● GIVEN PROBLEM:
Below is a listing; copy all of it exactly.

(Data records)
=-=-=
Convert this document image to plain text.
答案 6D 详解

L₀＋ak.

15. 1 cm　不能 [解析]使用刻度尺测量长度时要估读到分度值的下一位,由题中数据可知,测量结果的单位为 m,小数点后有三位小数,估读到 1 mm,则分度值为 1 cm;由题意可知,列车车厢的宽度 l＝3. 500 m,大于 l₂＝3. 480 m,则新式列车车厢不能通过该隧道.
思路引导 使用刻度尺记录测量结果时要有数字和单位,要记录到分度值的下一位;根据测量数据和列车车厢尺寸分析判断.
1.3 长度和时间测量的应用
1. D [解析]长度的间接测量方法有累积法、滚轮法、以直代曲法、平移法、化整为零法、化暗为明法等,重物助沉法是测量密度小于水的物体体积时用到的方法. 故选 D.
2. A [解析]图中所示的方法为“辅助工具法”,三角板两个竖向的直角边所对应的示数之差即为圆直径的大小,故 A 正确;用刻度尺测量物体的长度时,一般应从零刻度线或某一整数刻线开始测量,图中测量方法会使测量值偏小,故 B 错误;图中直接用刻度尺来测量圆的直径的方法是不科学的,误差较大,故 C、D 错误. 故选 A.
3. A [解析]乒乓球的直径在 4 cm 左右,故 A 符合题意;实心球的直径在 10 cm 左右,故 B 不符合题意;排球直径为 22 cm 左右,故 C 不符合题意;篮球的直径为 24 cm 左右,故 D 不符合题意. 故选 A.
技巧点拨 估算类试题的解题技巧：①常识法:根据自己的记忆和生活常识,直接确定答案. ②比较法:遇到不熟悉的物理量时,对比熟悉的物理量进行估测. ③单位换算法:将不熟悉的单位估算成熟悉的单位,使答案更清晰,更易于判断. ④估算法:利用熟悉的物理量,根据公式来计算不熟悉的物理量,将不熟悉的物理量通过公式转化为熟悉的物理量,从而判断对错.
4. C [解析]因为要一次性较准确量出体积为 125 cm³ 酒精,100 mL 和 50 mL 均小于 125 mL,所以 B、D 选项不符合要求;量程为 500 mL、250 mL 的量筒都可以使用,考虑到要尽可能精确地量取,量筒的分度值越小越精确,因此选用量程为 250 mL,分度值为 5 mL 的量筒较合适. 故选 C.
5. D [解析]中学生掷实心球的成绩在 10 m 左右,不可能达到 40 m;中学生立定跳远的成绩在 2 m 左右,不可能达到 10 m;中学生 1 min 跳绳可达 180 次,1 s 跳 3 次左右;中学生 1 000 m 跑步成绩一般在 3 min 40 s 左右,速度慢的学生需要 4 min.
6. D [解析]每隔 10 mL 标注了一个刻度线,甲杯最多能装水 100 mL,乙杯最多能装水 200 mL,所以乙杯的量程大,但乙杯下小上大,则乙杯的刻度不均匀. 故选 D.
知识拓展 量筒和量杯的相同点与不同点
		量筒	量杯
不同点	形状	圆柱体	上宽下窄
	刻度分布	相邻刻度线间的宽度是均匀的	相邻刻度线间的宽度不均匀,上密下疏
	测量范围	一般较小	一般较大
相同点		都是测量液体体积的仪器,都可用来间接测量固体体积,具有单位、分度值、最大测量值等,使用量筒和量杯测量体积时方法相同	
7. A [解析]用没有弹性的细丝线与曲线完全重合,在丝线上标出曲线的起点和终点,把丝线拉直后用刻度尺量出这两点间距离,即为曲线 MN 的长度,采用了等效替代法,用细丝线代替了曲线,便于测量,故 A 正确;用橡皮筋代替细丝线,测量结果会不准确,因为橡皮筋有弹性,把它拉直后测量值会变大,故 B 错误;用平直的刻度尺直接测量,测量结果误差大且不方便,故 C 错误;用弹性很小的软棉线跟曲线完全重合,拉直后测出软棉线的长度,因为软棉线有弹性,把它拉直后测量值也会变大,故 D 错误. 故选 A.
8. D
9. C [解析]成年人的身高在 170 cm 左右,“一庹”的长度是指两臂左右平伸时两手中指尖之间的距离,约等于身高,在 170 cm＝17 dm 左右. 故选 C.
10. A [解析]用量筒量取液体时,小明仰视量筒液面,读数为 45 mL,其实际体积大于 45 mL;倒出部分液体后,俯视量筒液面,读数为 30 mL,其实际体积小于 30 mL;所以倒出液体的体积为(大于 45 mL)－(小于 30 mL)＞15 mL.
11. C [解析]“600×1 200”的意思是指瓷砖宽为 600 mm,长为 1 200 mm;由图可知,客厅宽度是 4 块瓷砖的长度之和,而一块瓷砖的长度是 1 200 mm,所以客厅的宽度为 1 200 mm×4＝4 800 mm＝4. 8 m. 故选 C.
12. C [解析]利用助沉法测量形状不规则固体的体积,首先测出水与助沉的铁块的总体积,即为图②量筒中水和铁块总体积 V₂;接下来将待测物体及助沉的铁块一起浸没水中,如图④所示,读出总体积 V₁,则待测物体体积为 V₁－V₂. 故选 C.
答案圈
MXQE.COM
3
=-=-=
● RESPONSE TO THIS EXERCISE:
Convert this document image to plain text.
答案 6D 详解

L₀＋ak.

15. 1 cm　不能 [解析]使用刻度尺测量长度时要估读到分度值的下一位,由题中数据可知,测量结果的单位为 m,小数点后有三位小数,估读到 1 mm,则分度值为 1 cm;由题意可知,列车车厢的宽度 l＝3. 500 m,大于 l₂＝3. 480 m,则新式列车车厢不能通过该隧道.
思路引导 使用刻度尺记录测量结果时要有数字和单位,要记录到分度值的下一位;根据测量数据和列车车厢尺寸分析判断.
1.3 长度和时间测量的应用
1. D [解析]长度的间接测量方法有累积法、滚轮法、以直代曲法、平移法、化整为零法、化暗为明法等,重物助沉法是测量密度小于水的物体体积时用到的方法. 故选 D.
2. A [解析]图中所示的方法为“辅助工具法”,三角板两个竖向的直角边所对应的示数之差即为圆直径的大小,故 A 正确;用刻度尺测量物体的长度时,一般应从零刻度线或某一整数刻线开始测量,图中测量方法会使测量值偏小,故 B 错误;图中直接用刻度尺来测量圆的直径的方法是不科学的,误差较大,故 C、D 错误. 故选 A.
3. A [解析]乒乓球的直径在 4 cm 左右,故 A 符合题意;实心球的直径在 10 cm 左右,故 B 不符合题意;排球直径为 22 cm 左右,故 C 不符合题意;篮球的直径为 24 cm 左右,故 D 不符合题意. 故选 A.
技巧点拨 估算类试题的解题技巧：①常识法:根据自己的记忆和生活常识,直接确定答案. ②比较法:遇到不熟悉的物理量时,对比熟悉的物理量进行估测. ③单位换算法:将不熟悉的单位估算成熟悉的单位,使答案更清晰,更易于判断. ④估算法:利用熟悉的物理量,根据公式来计算不熟悉的物理量,将不熟悉的物理量通过公式转化为熟悉的物理量,从而判断对错.
4. C [解析]因为要一次性较准确量出体积为 125 cm³ 酒精,100 mL 和 50 mL 均小于 125 mL,所以 B、D 选项不符合要求;量程为 500 mL、250 mL 的量筒都可以使用,考虑到要尽可能精确地量取,量筒的分度值越小越精确,因此选用量程为 250 mL,分度值为 5 mL 的量筒较合适. 故选 C.
5. D [解析]中学生掷实心球的成绩在 10 m 左右,不可能达到 40 m;中学生立定跳远的成绩在 2 m 左右,不可能达到 10 m;中学生 1 min 跳绳可达 180 次,1 s 跳 3 次左右;中学生 1 000 m 跑步成绩一般在 3 min 40 s 左右,速度慢的学生需要 4 min.
6. D [解析]每隔 10 mL 标注了一个刻度线,甲杯最多能装水 100 mL,乙杯最多能装水 200 mL,所以乙杯的量程大,但乙杯下小上大,则乙杯的刻度不均匀. 故选 D.
知识拓展 量筒和量杯的相同点与不同点
		量筒	量杯
不同点	形状	圆柱体	上宽下窄
	刻度分布	相邻刻度线间的宽度是均匀的	相邻刻度线间的宽度不均匀,上密下疏
	测量范围	一般较小	一般较大
相同点		都是测量液体体积的仪器,都可用来间接测量固体体积,具有单位、分度值、最大测量值等,使用量筒和量杯测量体积时方法相同	
7. A [解析]用没有弹性的细丝线与曲线完全重合,在丝线上标出曲线的起点和终点,把丝线拉直后用刻度尺量出这两点间距离,即为曲线 MN 的长度,采用了等效替代法,用细丝线代替了曲线,便于测量,故 A 正确;用橡皮筋代替细丝线,测量结果会不准确,因为橡皮筋有弹性,把它拉直后测量值会变大,故 B 错误;用平直的刻度尺直接测量,测量结果误差大且不方便,故 C 错误;用弹性很小的软棉线跟曲线完全重合,拉直后测出软棉线的长度,因为软棉线有弹性,把它拉直后测量值也会变大,故 D 错误. 故选 A.
8. D
9. C [解析]成年人的身高在 170 cm 左右,“一庹”的长度是指两臂左右平伸时两手中指尖之间的距离,约等于身高,在 170 cm＝17 dm 左右. 故选 C.
10. A [解析]用量筒量取液体时,小明仰视量筒液面,读数为 45 mL,其实际体积大于 45 mL;倒出部分液体后,俯视量筒液面,读数为 30 mL,其实际体积小于 30 mL;所以倒出液体的体积为(大于 45 mL)－(小于 30 mL)＞15 mL.
11. C [解析]“600×1 200”的意思是指瓷砖宽为 600 mm,长为 1 200 mm;由图可知,客厅宽度是 4 块瓷砖的长度之和,而一块瓷砖的长度是 1 200 mm,所以客厅的宽度为 1 200 mm×4＝4 800 mm＝4. 8 m. 故选 C.
12. C [解析]利用助沉法测量形状不规则固体的体积,首先测出水与助沉的铁块的总体积,即为图②量筒中水和铁块总体积 V₂;接下来将待测物体及助沉的铁块一起浸没水中,如图④所示,读出总体积 V₁,则待测物体体积为 V₁－V₂. 故选 C.
答案圈
MXQE.COM
3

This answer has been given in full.